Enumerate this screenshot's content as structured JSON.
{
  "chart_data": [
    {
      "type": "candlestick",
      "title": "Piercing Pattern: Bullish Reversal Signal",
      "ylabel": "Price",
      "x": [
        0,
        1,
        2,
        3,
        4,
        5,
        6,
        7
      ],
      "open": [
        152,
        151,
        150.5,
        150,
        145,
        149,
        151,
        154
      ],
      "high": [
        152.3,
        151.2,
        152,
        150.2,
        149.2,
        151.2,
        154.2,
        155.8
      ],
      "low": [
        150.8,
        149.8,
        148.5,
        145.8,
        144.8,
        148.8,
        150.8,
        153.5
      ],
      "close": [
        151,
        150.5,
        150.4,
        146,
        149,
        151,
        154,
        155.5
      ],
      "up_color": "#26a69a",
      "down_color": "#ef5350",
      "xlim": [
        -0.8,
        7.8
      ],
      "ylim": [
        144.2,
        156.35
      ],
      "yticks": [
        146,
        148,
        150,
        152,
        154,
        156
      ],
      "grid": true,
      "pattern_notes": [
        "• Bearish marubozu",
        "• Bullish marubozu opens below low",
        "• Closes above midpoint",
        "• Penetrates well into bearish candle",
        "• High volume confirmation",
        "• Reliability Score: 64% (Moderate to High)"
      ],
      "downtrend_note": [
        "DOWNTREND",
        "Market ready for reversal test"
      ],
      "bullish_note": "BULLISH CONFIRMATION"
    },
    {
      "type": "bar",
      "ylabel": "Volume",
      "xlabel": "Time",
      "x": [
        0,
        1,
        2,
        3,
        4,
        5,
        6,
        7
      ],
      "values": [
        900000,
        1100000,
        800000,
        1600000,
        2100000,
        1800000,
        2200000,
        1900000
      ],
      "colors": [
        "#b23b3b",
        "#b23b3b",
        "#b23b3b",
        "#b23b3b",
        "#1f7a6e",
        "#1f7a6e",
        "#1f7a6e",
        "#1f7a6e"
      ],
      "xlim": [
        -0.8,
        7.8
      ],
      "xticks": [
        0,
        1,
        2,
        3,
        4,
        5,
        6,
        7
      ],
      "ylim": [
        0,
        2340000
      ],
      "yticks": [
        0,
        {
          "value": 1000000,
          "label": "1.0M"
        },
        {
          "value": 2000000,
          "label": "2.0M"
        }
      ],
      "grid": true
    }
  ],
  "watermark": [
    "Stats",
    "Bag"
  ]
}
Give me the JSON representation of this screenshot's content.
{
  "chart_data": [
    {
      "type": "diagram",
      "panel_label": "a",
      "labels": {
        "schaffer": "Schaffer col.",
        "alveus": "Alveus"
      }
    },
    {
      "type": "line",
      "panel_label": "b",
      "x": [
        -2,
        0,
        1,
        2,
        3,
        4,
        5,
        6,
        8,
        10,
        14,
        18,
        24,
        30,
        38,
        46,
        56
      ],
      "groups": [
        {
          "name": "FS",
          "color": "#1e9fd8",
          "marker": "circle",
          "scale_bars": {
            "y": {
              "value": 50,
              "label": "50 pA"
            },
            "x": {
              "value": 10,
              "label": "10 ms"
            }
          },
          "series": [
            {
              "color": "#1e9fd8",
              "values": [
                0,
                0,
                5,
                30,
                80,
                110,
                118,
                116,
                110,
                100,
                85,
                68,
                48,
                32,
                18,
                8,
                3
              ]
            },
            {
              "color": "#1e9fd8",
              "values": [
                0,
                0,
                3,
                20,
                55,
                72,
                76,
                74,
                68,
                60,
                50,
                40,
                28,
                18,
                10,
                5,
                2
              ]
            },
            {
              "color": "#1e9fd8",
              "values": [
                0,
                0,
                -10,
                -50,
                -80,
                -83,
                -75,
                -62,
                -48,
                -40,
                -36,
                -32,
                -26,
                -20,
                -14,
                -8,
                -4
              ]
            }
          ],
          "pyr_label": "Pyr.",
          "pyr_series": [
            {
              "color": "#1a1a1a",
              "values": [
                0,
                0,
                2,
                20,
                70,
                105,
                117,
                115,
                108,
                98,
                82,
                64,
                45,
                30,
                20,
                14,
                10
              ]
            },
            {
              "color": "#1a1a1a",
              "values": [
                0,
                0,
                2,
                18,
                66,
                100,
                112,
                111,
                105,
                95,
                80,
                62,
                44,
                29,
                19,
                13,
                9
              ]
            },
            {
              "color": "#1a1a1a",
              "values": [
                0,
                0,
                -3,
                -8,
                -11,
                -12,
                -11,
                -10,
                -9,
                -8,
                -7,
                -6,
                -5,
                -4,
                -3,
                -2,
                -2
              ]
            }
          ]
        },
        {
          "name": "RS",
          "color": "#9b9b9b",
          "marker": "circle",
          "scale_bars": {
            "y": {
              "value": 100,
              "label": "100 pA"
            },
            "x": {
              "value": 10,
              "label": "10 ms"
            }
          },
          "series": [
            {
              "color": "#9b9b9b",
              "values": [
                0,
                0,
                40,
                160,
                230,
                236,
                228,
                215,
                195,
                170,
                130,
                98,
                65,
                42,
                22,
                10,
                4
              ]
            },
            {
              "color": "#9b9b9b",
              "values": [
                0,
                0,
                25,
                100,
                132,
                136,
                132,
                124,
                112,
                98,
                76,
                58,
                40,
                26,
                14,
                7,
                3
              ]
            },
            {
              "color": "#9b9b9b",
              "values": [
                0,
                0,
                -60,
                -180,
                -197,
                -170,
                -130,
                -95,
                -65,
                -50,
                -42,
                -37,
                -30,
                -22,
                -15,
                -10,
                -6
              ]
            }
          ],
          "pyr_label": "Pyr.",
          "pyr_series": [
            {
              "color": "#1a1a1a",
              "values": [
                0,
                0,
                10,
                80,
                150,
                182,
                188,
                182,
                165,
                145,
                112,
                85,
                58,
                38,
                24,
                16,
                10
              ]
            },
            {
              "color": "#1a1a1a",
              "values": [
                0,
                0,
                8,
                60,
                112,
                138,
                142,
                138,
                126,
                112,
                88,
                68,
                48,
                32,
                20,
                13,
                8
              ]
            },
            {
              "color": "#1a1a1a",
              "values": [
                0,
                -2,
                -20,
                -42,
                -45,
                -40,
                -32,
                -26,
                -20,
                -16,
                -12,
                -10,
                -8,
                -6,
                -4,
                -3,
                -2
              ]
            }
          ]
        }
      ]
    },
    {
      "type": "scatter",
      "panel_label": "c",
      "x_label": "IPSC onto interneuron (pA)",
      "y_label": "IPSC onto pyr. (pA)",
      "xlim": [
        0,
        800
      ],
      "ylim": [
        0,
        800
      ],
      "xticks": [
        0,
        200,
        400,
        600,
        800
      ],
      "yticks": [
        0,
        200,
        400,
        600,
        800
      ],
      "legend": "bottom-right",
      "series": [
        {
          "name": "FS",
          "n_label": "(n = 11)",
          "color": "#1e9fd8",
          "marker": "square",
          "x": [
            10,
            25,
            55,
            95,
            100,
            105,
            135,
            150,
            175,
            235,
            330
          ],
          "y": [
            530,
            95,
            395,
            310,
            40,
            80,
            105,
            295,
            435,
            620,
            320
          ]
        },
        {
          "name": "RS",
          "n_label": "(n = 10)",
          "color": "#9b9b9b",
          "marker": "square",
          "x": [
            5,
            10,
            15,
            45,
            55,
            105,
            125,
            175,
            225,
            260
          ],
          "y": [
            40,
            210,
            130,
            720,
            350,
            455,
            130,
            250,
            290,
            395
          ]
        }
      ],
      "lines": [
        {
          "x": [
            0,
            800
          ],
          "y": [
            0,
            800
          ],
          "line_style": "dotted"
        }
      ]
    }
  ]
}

What the task asks => Check each line of the records for "JSON" and copy the ones that contain it.

Exercise result =>
Enumerate this screenshot's content as structured JSON.
Give me the JSON representation of this screenshot's content.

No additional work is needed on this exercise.